▶ **WRITTEN REQUEST**:
Copy all lines that contain the word "注册监理工程师管理规定".

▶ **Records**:
--*--

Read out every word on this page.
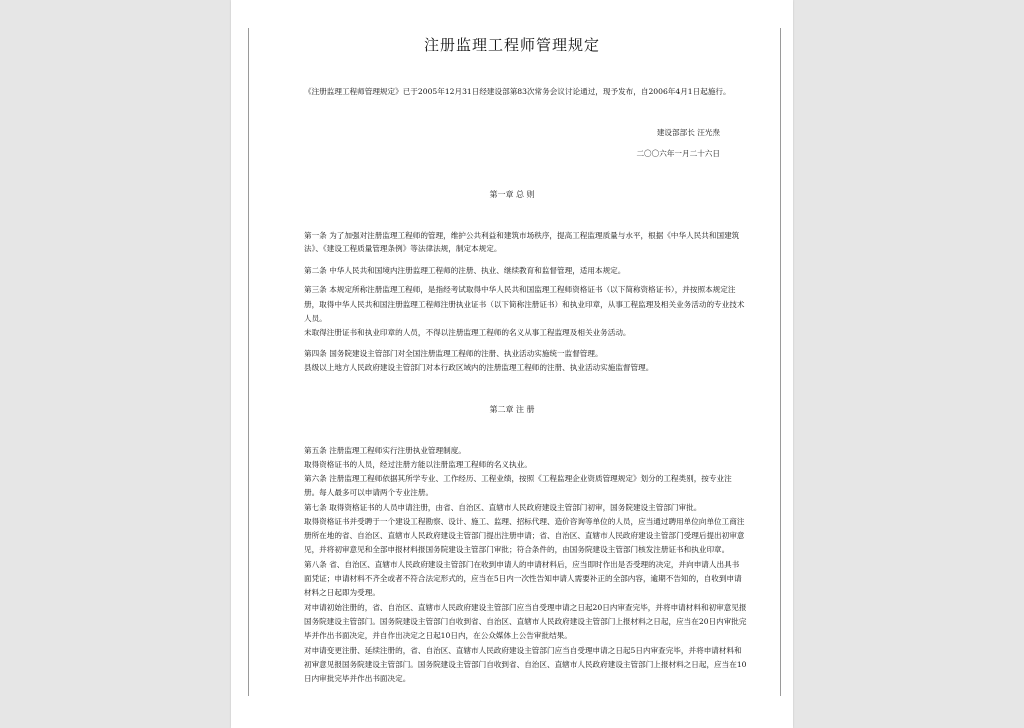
注册监理工程师管理规定
《注册监理工程师管理规定》已于2005年12月31日经建设部第83次常务会议讨论通过，现予发布，自2006年4月1日起施行。
建设部部长 汪光焘
二〇〇六年一月二十六日
第一章 总 则
第一条 为了加强对注册监理工程师的管理，维护公共利益和建筑市场秩序，提高工程监理质量与水平，根据《中华人民共和国建筑
法》、《建设工程质量管理条例》等法律法规，制定本规定。
第二条 中华人民共和国境内注册监理工程师的注册、执业、继续教育和监督管理，适用本规定。
第三条 本规定所称注册监理工程师，是指经考试取得中华人民共和国监理工程师资格证书（以下简称资格证书），并按照本规定注
册，取得中华人民共和国注册监理工程师注册执业证书（以下简称注册证书）和执业印章，从事工程监理及相关业务活动的专业技术
人员。
未取得注册证书和执业印章的人员，不得以注册监理工程师的名义从事工程监理及相关业务活动。
第四条 国务院建设主管部门对全国注册监理工程师的注册、执业活动实施统一监督管理。
县级以上地方人民政府建设主管部门对本行政区域内的注册监理工程师的注册、执业活动实施监督管理。
第二章 注 册
第五条 注册监理工程师实行注册执业管理制度。
取得资格证书的人员，经过注册方能以注册监理工程师的名义执业。
第六条 注册监理工程师依据其所学专业、工作经历、工程业绩，按照《工程监理企业资质管理规定》划分的工程类别，按专业注
册。每人最多可以申请两个专业注册。
第七条 取得资格证书的人员申请注册，由省、自治区、直辖市人民政府建设主管部门初审，国务院建设主管部门审批。
取得资格证书并受聘于一个建设工程勘察、设计、施工、监理、招标代理、造价咨询等单位的人员，应当通过聘用单位向单位工商注
册所在地的省、自治区、直辖市人民政府建设主管部门提出注册申请；省、自治区、直辖市人民政府建设主管部门受理后提出初审意
见，并将初审意见和全部申报材料报国务院建设主管部门审批；符合条件的，由国务院建设主管部门核发注册证书和执业印章。
第八条 省、自治区、直辖市人民政府建设主管部门在收到申请人的申请材料后，应当即时作出是否受理的决定，并向申请人出具书
面凭证；申请材料不齐全或者不符合法定形式的，应当在5日内一次性告知申请人需要补正的全部内容，逾期不告知的，自收到申请
材料之日起即为受理。
对申请初始注册的，省、自治区、直辖市人民政府建设主管部门应当自受理申请之日起20日内审查完毕，并将申请材料和初审意见报
国务院建设主管部门。国务院建设主管部门自收到省、自治区、直辖市人民政府建设主管部门上报材料之日起，应当在20日内审批完
毕并作出书面决定，并自作出决定之日起10日内，在公众媒体上公告审批结果。
对申请变更注册、延续注册的，省、自治区、直辖市人民政府建设主管部门应当自受理申请之日起5日内审查完毕，并将申请材料和
初审意见报国务院建设主管部门。国务院建设主管部门自收到省、自治区、直辖市人民政府建设主管部门上报材料之日起，应当在10
日内审批完毕并作出书面决定。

--*--

▶ **RESULT FOR THIS TASK**:
注册监理工程师管理规定
《注册监理工程师管理规定》已于2005年12月31日经建设部第83次常务会议讨论通过，现予发布，自2006年4月1日起施行。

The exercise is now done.